Extracted records
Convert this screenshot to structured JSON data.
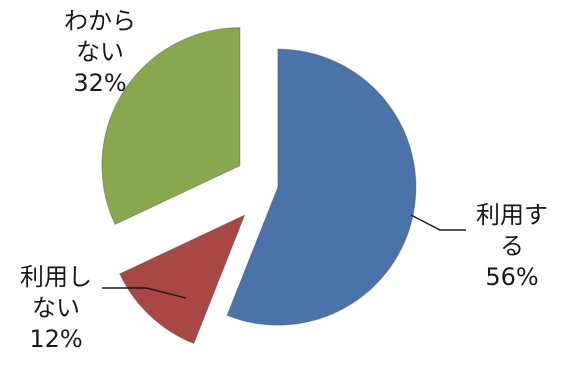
{
  "chart_data": {
    "type": "pie",
    "categories": [
      "利用する",
      "利用しない",
      "わからない"
    ],
    "values": [
      56,
      12,
      32
    ],
    "colors": [
      "#4A73AA",
      "#A94745",
      "#88A84E"
    ],
    "labels": [
      {
        "lines": [
          "利用す",
          "る"
        ],
        "value_text": "56%"
      },
      {
        "lines": [
          "利用し",
          "ない"
        ],
        "value_text": "12%"
      },
      {
        "lines": [
          "わから",
          "ない"
        ],
        "value_text": "32%"
      }
    ],
    "exploded": true,
    "legend": "none"
  }
}
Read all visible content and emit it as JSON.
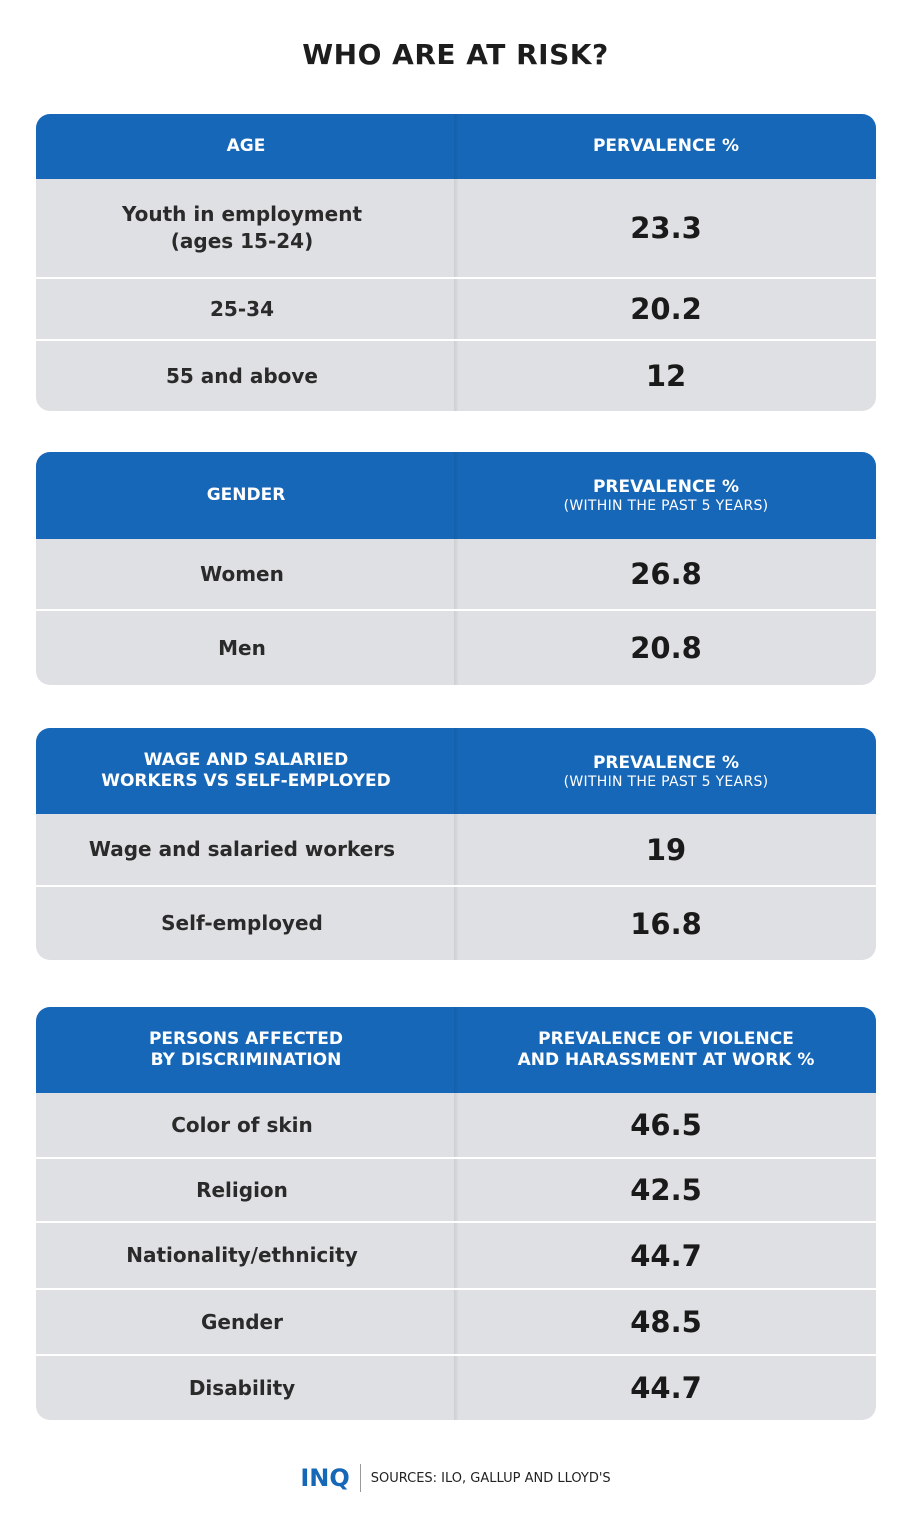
{
  "title": "WHO ARE AT RISK?",
  "tables": [
    {
      "header": [
        "AGE",
        "PERVALENCE %"
      ],
      "rows": [
        [
          "Youth in employment\n(ages 15-24)",
          "23.3"
        ],
        [
          "25-34",
          "20.2"
        ],
        [
          "55 and above",
          "12"
        ]
      ]
    },
    {
      "header": [
        "GENDER",
        "PREVALENCE %"
      ],
      "header_note": "(WITHIN THE PAST 5 YEARS)",
      "rows": [
        [
          "Women",
          "26.8"
        ],
        [
          "Men",
          "20.8"
        ]
      ]
    },
    {
      "header": [
        "WAGE AND SALARIED\nWORKERS VS SELF-EMPLOYED",
        "PREVALENCE %"
      ],
      "header_note": "(WITHIN THE PAST 5 YEARS)",
      "rows": [
        [
          "Wage and salaried workers",
          "19"
        ],
        [
          "Self-employed",
          "16.8"
        ]
      ]
    },
    {
      "header": [
        "PERSONS AFFECTED\nBY DISCRIMINATION",
        "PREVALENCE OF VIOLENCE\nAND HARASSMENT AT WORK %"
      ],
      "rows": [
        [
          "Color of skin",
          "46.5"
        ],
        [
          "Religion",
          "42.5"
        ],
        [
          "Nationality/ethnicity",
          "44.7"
        ],
        [
          "Gender",
          "48.5"
        ],
        [
          "Disability",
          "44.7"
        ]
      ]
    }
  ],
  "footer": {
    "logo": "INQ",
    "sources": "SOURCES: ILO, GALLUP AND LLOYD'S"
  }
}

What is asked
Reproduce each line exactly as it appears, omitting the pictures.

Task response
Convert this screenshot to structured JSON data.
{
  "chart_data": {
    "type": "pie",
    "categories": [
      "利用する",
      "利用しない",
      "わからない"
    ],
    "values": [
      56,
      12,
      32
    ],
    "colors": [
      "#4A73AA",
      "#A94745",
      "#88A84E"
    ],
    "labels": [
      {
        "lines": [
          "利用す",
          "る"
        ],
        "value_text": "56%"
      },
      {
        "lines": [
          "利用し",
          "ない"
        ],
        "value_text": "12%"
      },
      {
        "lines": [
          "わから",
          "ない"
        ],
        "value_text": "32%"
      }
    ],
    "exploded": true,
    "legend": "none"
  }
}
Read all visible content and emit it as JSON.
{
  "title": "WHO ARE AT RISK?",
  "tables": [
    {
      "header": [
        "AGE",
        "PERVALENCE %"
      ],
      "rows": [
        [
          "Youth in employment\n(ages 15-24)",
          "23.3"
        ],
        [
          "25-34",
          "20.2"
        ],
        [
          "55 and above",
          "12"
        ]
      ]
    },
    {
      "header": [
        "GENDER",
        "PREVALENCE %"
      ],
      "header_note": "(WITHIN THE PAST 5 YEARS)",
      "rows": [
        [
          "Women",
          "26.8"
        ],
        [
          "Men",
          "20.8"
        ]
      ]
    },
    {
      "header": [
        "WAGE AND SALARIED\nWORKERS VS SELF-EMPLOYED",
        "PREVALENCE %"
      ],
      "header_note": "(WITHIN THE PAST 5 YEARS)",
      "rows": [
        [
          "Wage and salaried workers",
          "19"
        ],
        [
          "Self-employed",
          "16.8"
        ]
      ]
    },
    {
      "header": [
        "PERSONS AFFECTED\nBY DISCRIMINATION",
        "PREVALENCE OF VIOLENCE\nAND HARASSMENT AT WORK %"
      ],
      "rows": [
        [
          "Color of skin",
          "46.5"
        ],
        [
          "Religion",
          "42.5"
        ],
        [
          "Nationality/ethnicity",
          "44.7"
        ],
        [
          "Gender",
          "48.5"
        ],
        [
          "Disability",
          "44.7"
        ]
      ]
    }
  ],
  "footer": {
    "logo": "INQ",
    "sources": "SOURCES: ILO, GALLUP AND LLOYD'S"
  }
}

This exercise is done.